==== DATA SUPPLIED

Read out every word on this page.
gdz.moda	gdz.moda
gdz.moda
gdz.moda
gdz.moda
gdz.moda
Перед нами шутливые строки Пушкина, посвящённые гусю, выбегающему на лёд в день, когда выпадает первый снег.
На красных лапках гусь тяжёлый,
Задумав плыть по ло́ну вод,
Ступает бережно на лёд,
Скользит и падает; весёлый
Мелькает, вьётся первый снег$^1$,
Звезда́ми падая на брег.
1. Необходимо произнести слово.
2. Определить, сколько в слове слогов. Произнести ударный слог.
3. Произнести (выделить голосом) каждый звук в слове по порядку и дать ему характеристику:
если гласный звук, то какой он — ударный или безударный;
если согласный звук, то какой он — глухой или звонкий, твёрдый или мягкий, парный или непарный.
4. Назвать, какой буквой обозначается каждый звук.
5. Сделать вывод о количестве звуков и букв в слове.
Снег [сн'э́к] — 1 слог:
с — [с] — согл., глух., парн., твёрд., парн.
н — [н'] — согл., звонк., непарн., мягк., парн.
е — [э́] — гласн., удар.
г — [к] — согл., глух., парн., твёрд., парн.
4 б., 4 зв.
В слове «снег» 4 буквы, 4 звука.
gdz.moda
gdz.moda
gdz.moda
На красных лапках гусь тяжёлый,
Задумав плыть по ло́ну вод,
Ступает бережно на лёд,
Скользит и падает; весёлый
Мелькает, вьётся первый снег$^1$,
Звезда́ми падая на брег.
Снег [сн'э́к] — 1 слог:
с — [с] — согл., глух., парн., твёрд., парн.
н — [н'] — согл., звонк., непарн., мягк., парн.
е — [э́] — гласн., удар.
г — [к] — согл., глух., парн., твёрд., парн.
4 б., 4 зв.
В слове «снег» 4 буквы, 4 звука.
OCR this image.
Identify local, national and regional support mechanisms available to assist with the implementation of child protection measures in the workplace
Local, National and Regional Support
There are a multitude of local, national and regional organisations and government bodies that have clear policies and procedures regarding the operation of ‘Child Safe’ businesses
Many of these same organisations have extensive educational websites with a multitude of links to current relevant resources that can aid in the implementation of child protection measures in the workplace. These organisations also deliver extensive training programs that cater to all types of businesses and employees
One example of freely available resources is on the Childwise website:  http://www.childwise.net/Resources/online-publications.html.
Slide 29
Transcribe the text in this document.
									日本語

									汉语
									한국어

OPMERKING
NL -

========

** EXERCISE AIM **
Pick out the lines that contain "multitude" and copy them.

** REPLY TO THE EXERCISE **
There are a multitude of local, national and regional organisations and government bodies that have clear policies and procedures regarding the operation of ‘Child Safe’ businesses
Many of these same organisations have extensive educational websites with a multitude of links to current relevant resources that can aid in the implementation of child protection measures in the workplace. These organisations also deliver extensive training programs that cater to all types of businesses and employees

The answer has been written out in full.